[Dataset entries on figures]
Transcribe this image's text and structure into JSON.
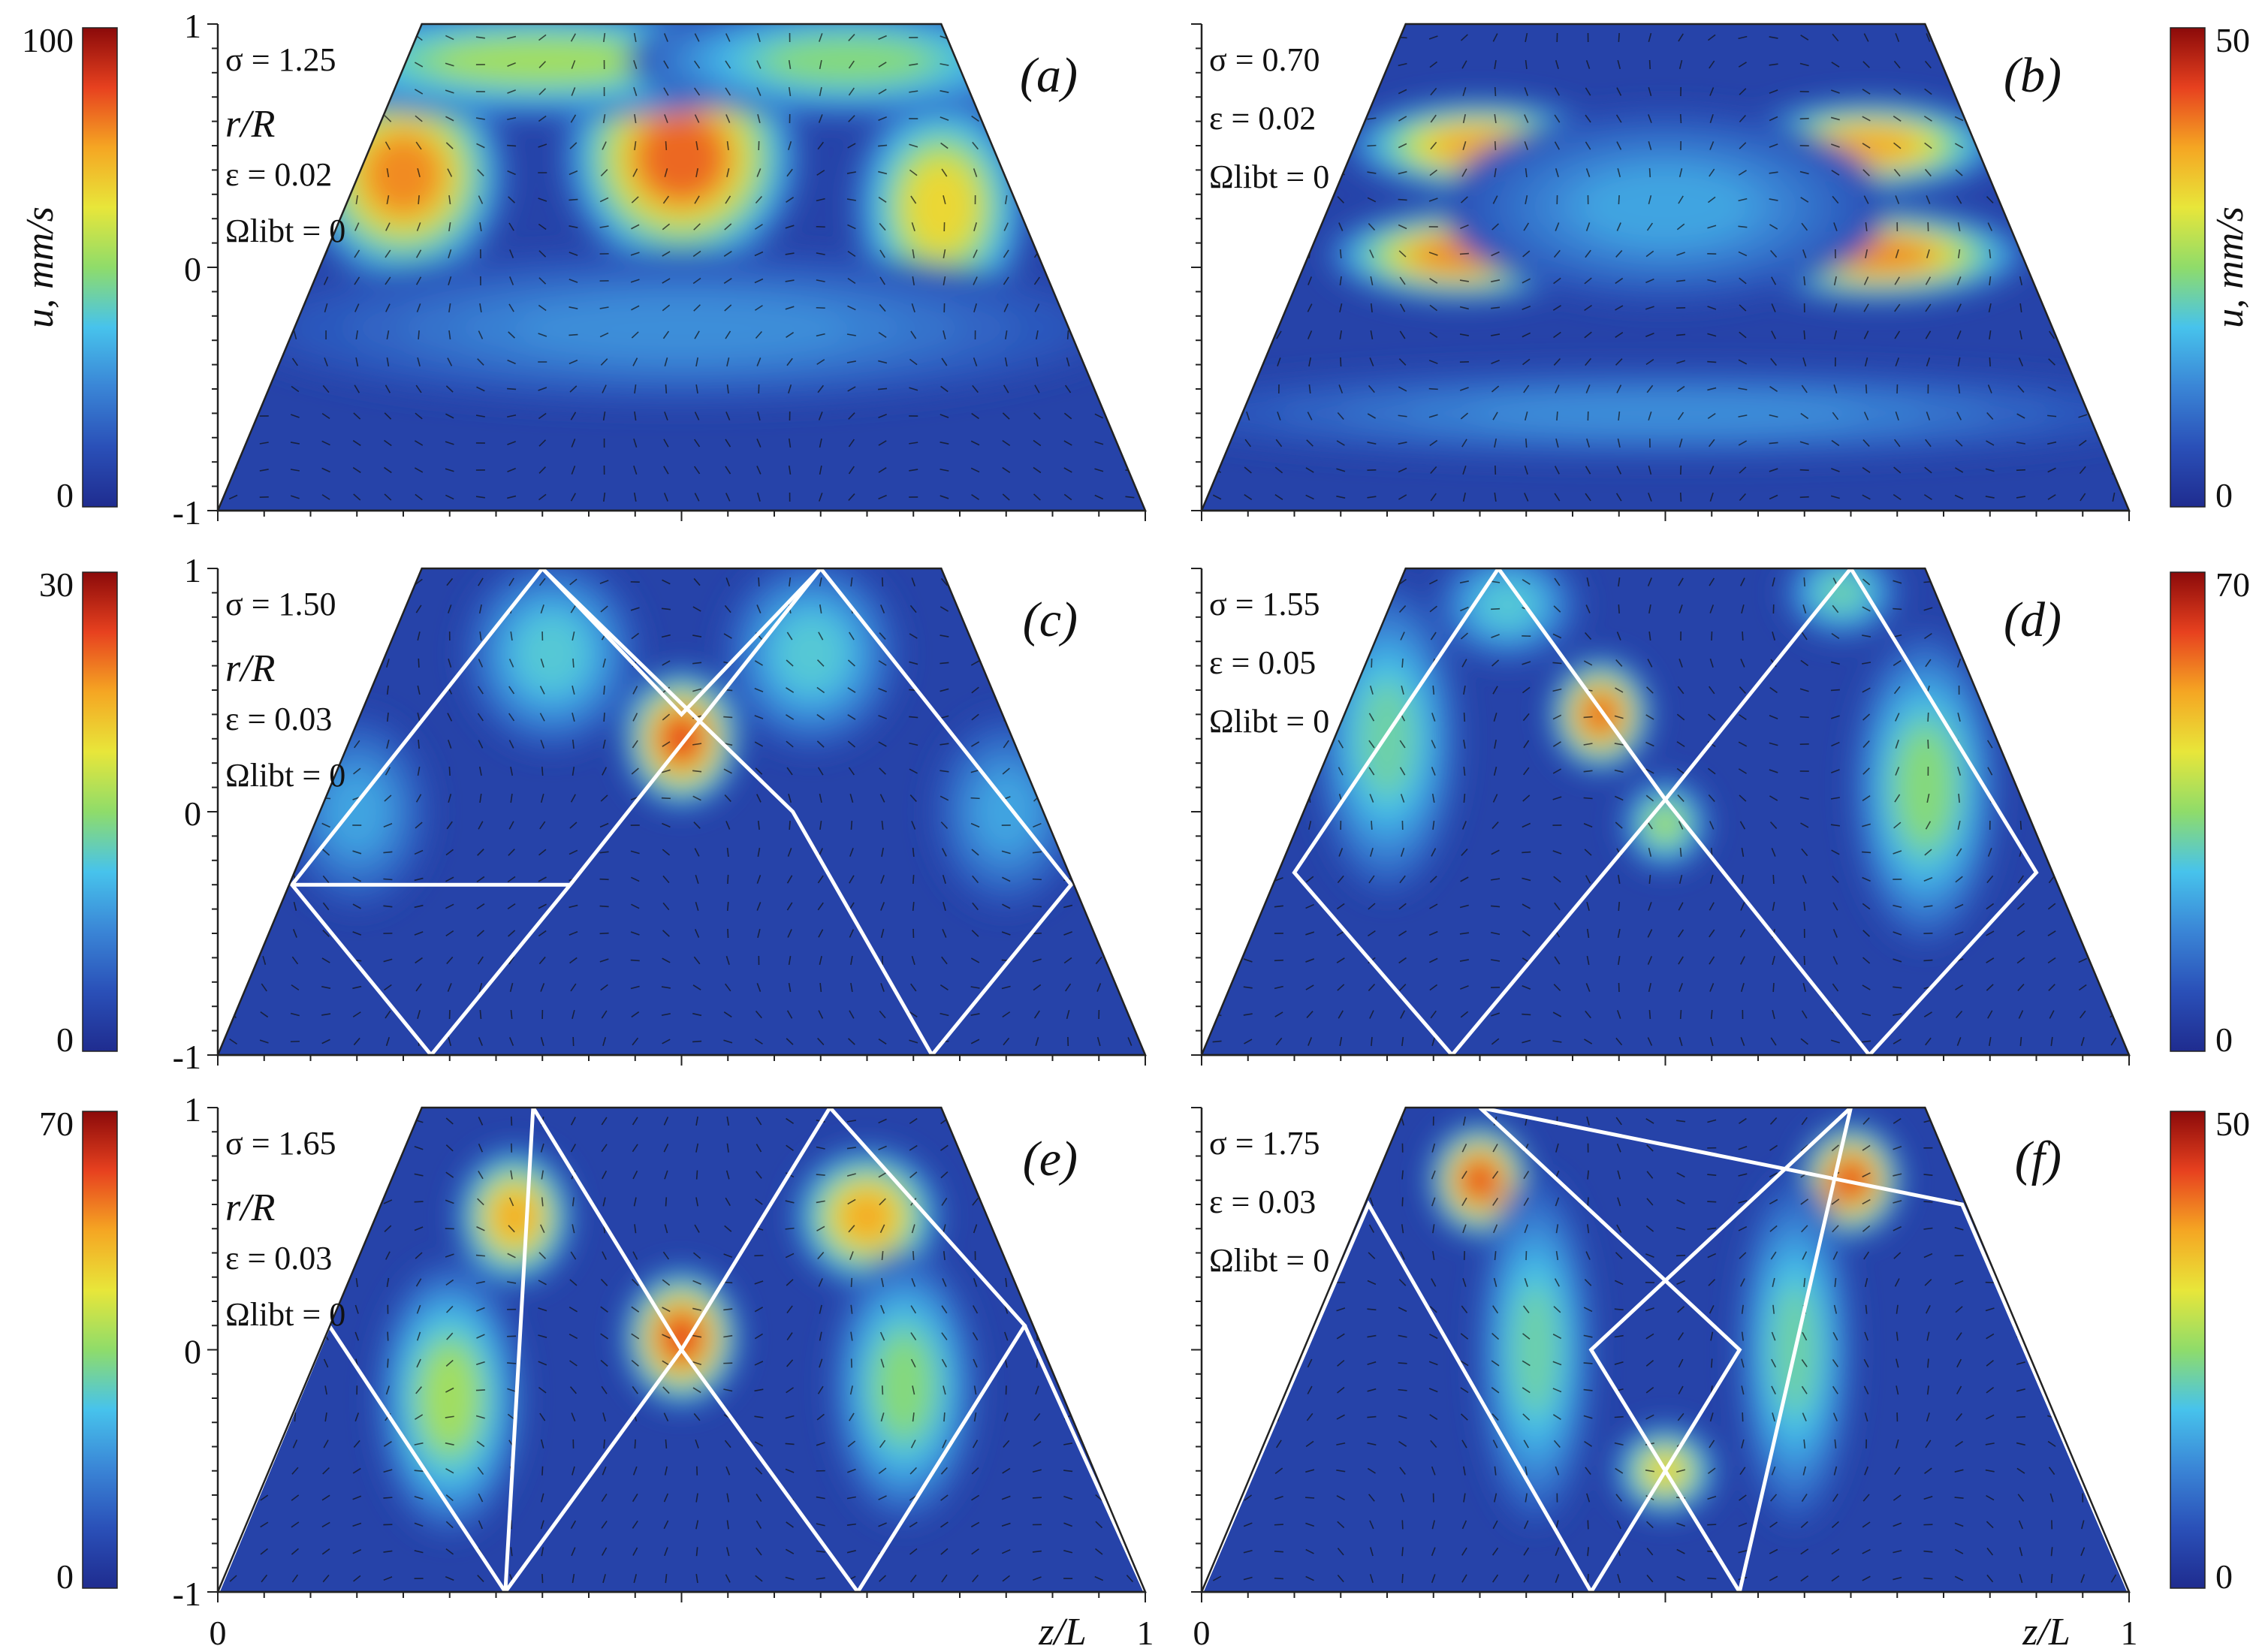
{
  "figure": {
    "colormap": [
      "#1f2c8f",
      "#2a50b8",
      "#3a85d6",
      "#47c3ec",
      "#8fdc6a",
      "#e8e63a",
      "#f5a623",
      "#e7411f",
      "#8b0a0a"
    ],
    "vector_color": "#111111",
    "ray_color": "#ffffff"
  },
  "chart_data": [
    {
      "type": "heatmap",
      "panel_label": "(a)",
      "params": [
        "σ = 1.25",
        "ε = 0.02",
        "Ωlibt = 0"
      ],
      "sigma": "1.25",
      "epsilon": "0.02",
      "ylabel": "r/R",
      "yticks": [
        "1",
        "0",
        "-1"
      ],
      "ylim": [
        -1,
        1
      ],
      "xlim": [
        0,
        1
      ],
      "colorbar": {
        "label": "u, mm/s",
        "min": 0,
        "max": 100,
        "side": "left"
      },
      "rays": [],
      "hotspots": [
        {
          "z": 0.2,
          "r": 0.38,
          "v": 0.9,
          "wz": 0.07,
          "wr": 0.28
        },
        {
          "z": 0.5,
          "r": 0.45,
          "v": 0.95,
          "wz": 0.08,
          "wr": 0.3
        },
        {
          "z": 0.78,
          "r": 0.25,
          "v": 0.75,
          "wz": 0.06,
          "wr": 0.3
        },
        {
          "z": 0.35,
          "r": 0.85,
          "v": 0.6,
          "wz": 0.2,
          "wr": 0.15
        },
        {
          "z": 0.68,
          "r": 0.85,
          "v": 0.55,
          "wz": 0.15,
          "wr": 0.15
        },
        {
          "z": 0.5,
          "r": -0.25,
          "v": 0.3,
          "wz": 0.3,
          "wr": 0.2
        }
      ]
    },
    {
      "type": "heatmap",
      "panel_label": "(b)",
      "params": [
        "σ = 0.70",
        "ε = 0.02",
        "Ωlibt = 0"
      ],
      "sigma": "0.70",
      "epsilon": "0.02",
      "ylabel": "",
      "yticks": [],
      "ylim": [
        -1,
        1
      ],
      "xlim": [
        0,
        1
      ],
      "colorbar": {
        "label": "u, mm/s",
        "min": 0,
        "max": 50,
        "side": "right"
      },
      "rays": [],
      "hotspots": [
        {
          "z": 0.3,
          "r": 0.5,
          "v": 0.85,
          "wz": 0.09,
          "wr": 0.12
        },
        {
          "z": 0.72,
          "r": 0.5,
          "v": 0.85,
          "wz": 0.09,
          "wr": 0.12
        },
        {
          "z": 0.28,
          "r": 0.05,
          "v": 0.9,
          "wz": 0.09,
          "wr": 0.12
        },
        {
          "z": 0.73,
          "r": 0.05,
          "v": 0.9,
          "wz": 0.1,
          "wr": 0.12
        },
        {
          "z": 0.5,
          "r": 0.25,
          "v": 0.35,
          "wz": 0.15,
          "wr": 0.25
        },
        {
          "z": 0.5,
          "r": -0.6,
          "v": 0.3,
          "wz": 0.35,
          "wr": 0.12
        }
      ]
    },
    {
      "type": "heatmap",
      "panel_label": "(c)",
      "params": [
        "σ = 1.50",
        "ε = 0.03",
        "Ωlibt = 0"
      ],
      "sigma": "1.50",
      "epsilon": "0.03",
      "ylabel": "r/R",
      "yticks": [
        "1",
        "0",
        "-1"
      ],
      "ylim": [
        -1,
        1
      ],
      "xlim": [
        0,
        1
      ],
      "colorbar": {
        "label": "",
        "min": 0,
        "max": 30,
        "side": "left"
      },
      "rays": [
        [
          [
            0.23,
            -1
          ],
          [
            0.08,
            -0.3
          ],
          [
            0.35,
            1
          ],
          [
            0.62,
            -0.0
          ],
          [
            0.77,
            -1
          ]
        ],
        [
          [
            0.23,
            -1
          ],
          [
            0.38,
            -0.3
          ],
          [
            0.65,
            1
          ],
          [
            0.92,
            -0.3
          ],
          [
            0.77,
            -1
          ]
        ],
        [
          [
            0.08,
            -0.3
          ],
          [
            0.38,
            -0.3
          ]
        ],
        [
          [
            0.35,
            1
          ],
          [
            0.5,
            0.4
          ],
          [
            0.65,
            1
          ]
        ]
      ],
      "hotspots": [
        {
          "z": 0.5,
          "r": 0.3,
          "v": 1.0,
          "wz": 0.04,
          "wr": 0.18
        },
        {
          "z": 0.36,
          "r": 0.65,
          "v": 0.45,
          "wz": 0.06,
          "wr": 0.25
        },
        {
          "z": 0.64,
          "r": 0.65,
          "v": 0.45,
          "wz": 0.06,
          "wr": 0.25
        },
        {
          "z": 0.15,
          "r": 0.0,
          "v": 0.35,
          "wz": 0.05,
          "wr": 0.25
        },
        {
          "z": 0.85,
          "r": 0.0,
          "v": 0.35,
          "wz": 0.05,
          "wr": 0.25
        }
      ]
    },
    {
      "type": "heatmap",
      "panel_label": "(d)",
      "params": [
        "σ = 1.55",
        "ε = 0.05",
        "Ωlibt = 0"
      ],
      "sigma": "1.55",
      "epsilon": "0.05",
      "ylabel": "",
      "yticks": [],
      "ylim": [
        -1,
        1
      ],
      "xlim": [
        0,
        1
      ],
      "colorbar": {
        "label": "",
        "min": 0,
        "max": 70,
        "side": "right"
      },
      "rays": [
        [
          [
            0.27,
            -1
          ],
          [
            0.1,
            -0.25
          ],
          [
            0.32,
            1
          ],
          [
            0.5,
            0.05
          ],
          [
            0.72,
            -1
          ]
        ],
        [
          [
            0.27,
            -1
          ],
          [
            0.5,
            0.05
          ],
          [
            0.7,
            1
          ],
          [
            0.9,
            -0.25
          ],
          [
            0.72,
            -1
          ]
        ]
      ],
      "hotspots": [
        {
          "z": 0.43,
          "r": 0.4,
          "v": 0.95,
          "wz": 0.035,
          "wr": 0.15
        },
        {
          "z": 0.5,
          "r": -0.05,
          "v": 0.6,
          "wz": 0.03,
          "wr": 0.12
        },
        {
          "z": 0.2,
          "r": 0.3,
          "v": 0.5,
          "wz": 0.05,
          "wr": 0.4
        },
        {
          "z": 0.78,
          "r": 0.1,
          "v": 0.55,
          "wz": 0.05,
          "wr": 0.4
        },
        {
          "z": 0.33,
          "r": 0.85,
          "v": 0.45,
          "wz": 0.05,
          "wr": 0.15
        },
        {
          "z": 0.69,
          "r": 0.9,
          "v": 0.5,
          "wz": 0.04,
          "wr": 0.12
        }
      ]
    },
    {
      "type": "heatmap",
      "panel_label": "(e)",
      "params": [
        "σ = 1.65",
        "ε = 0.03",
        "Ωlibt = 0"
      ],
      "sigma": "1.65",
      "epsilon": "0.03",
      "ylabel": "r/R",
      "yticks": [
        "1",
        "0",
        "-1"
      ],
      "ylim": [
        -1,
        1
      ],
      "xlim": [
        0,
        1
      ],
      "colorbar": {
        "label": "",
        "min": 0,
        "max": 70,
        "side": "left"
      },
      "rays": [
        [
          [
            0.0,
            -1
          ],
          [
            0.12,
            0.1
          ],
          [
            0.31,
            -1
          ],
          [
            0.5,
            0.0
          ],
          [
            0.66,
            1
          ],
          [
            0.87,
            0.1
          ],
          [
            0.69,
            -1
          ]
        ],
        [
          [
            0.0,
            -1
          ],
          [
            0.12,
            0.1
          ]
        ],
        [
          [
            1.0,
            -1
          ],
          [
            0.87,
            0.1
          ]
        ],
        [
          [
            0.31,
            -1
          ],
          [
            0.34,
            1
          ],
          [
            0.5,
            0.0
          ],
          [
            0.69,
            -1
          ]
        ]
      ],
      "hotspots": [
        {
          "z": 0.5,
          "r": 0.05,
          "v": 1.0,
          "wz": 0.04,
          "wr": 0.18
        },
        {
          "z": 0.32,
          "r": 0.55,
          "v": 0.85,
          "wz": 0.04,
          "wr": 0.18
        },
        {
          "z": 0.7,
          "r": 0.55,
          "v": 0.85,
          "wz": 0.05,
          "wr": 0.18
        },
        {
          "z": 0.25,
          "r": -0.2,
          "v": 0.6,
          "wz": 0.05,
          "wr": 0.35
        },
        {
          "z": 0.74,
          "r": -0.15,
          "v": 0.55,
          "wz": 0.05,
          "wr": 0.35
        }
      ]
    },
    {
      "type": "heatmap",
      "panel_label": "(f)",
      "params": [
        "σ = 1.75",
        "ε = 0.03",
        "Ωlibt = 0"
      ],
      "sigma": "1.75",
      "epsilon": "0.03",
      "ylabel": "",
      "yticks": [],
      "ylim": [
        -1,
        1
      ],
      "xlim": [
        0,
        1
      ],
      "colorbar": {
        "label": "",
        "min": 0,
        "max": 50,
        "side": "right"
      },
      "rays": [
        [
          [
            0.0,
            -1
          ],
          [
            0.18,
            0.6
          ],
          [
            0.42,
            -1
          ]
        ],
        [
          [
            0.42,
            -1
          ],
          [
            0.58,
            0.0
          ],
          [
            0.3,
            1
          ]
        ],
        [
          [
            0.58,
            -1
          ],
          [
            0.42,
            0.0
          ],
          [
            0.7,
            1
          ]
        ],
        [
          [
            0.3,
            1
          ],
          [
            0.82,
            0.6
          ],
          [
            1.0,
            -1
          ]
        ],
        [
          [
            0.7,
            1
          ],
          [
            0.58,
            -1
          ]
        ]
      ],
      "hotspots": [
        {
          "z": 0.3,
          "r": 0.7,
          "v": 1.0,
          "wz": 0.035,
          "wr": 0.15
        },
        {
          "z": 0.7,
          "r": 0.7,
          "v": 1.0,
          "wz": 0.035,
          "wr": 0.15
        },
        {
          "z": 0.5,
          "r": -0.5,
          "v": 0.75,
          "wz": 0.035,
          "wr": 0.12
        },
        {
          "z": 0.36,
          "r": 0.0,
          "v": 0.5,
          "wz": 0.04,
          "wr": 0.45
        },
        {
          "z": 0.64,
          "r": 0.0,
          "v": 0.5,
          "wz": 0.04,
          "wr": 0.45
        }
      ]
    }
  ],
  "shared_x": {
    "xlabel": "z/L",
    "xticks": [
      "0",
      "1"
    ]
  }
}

*WORK REQUIRED*. Select the lines that carry the string "sigma" and copy them.

*SOLUTION*.
      "sigma": "1.25",
      "sigma": "0.70",
      "sigma": "1.50",
      "sigma": "1.55",
      "sigma": "1.65",
      "sigma": "1.75",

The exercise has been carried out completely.